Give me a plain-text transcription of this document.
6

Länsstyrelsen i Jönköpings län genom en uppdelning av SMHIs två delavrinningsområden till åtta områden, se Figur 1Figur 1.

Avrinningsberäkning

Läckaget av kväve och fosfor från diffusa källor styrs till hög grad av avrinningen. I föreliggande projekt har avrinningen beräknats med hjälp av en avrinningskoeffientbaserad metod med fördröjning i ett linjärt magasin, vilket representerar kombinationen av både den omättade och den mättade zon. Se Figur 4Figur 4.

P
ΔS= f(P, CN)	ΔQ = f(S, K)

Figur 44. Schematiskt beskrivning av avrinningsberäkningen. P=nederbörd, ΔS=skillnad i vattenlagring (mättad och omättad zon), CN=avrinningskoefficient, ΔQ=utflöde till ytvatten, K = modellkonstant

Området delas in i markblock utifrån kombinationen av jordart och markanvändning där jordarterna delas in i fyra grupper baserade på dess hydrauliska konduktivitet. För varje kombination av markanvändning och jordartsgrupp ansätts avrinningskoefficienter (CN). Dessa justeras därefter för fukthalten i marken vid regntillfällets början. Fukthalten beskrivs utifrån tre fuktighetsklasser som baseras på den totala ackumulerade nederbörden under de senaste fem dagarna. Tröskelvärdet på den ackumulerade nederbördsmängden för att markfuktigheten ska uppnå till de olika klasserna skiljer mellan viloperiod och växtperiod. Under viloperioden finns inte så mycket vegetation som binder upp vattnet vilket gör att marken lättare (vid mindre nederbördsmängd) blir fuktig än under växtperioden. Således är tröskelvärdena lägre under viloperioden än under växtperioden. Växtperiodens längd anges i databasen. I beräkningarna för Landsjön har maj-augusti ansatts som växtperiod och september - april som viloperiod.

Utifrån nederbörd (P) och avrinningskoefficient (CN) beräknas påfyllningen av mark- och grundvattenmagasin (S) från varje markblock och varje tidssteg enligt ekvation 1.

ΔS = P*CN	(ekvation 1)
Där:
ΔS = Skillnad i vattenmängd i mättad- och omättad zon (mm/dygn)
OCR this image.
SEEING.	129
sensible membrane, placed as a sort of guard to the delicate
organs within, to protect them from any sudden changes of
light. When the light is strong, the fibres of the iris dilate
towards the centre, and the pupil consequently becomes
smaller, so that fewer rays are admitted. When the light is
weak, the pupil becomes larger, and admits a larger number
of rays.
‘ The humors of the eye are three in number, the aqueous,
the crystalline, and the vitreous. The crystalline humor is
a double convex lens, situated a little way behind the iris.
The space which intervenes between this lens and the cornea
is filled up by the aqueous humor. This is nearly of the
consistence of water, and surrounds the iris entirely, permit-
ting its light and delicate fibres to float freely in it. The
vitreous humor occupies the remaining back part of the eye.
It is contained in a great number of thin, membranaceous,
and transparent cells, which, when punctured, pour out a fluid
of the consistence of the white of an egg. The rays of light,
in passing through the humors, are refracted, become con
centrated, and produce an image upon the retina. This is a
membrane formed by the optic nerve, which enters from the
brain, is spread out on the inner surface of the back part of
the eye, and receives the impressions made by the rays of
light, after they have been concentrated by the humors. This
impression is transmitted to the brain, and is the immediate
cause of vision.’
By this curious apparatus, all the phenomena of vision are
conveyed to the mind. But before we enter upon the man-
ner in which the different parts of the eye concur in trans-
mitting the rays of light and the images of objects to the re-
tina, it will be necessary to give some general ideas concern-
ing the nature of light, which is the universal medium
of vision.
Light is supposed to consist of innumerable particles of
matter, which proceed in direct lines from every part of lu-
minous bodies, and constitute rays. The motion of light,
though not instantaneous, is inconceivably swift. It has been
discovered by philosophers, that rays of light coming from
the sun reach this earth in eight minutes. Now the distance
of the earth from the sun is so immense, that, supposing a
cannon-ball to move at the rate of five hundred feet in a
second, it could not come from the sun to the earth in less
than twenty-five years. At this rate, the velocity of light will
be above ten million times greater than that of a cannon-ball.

━━━━━━━━━━━━━━━━

**What you are asked to do**
Each entry is to be given again, exactly as it stands.

**Output for this exercise**
Give me a plain-text transcription of this document.
6

Länsstyrelsen i Jönköpings län genom en uppdelning av SMHIs två delavrinningsområden till åtta områden, se Figur 1Figur 1.

Avrinningsberäkning

Läckaget av kväve och fosfor från diffusa källor styrs till hög grad av avrinningen. I föreliggande projekt har avrinningen beräknats med hjälp av en avrinningskoeffientbaserad metod med fördröjning i ett linjärt magasin, vilket representerar kombinationen av både den omättade och den mättade zon. Se Figur 4Figur 4.

P
ΔS= f(P, CN)	ΔQ = f(S, K)

Figur 44. Schematiskt beskrivning av avrinningsberäkningen. P=nederbörd, ΔS=skillnad i vattenlagring (mättad och omättad zon), CN=avrinningskoefficient, ΔQ=utflöde till ytvatten, K = modellkonstant

Området delas in i markblock utifrån kombinationen av jordart och markanvändning där jordarterna delas in i fyra grupper baserade på dess hydrauliska konduktivitet. För varje kombination av markanvändning och jordartsgrupp ansätts avrinningskoefficienter (CN). Dessa justeras därefter för fukthalten i marken vid regntillfällets början. Fukthalten beskrivs utifrån tre fuktighetsklasser som baseras på den totala ackumulerade nederbörden under de senaste fem dagarna. Tröskelvärdet på den ackumulerade nederbördsmängden för att markfuktigheten ska uppnå till de olika klasserna skiljer mellan viloperiod och växtperiod. Under viloperioden finns inte så mycket vegetation som binder upp vattnet vilket gör att marken lättare (vid mindre nederbördsmängd) blir fuktig än under växtperioden. Således är tröskelvärdena lägre under viloperioden än under växtperioden. Växtperiodens längd anges i databasen. I beräkningarna för Landsjön har maj-augusti ansatts som växtperiod och september - april som viloperiod.

Utifrån nederbörd (P) och avrinningskoefficient (CN) beräknas påfyllningen av mark- och grundvattenmagasin (S) från varje markblock och varje tidssteg enligt ekvation 1.

ΔS = P*CN	(ekvation 1)
Där:
ΔS = Skillnad i vattenmängd i mättad- och omättad zon (mm/dygn)
OCR this image.
SEEING.	129
sensible membrane, placed as a sort of guard to the delicate
organs within, to protect them from any sudden changes of
light. When the light is strong, the fibres of the iris dilate
towards the centre, and the pupil consequently becomes
smaller, so that fewer rays are admitted. When the light is
weak, the pupil becomes larger, and admits a larger number
of rays.
‘ The humors of the eye are three in number, the aqueous,
the crystalline, and the vitreous. The crystalline humor is
a double convex lens, situated a little way behind the iris.
The space which intervenes between this lens and the cornea
is filled up by the aqueous humor. This is nearly of the
consistence of water, and surrounds the iris entirely, permit-
ting its light and delicate fibres to float freely in it. The
vitreous humor occupies the remaining back part of the eye.
It is contained in a great number of thin, membranaceous,
and transparent cells, which, when punctured, pour out a fluid
of the consistence of the white of an egg. The rays of light,
in passing through the humors, are refracted, become con
centrated, and produce an image upon the retina. This is a
membrane formed by the optic nerve, which enters from the
brain, is spread out on the inner surface of the back part of
the eye, and receives the impressions made by the rays of
light, after they have been concentrated by the humors. This
impression is transmitted to the brain, and is the immediate
cause of vision.’
By this curious apparatus, all the phenomena of vision are
conveyed to the mind. But before we enter upon the man-
ner in which the different parts of the eye concur in trans-
mitting the rays of light and the images of objects to the re-
tina, it will be necessary to give some general ideas concern-
ing the nature of light, which is the universal medium
of vision.
Light is supposed to consist of innumerable particles of
matter, which proceed in direct lines from every part of lu-
minous bodies, and constitute rays. The motion of light,
though not instantaneous, is inconceivably swift. It has been
discovered by philosophers, that rays of light coming from
the sun reach this earth in eight minutes. Now the distance
of the earth from the sun is so immense, that, supposing a
cannon-ball to move at the rate of five hundred feet in a
second, it could not come from the sun to the earth in less
than twenty-five years. At this rate, the velocity of light will
be above ten million times greater than that of a cannon-ball.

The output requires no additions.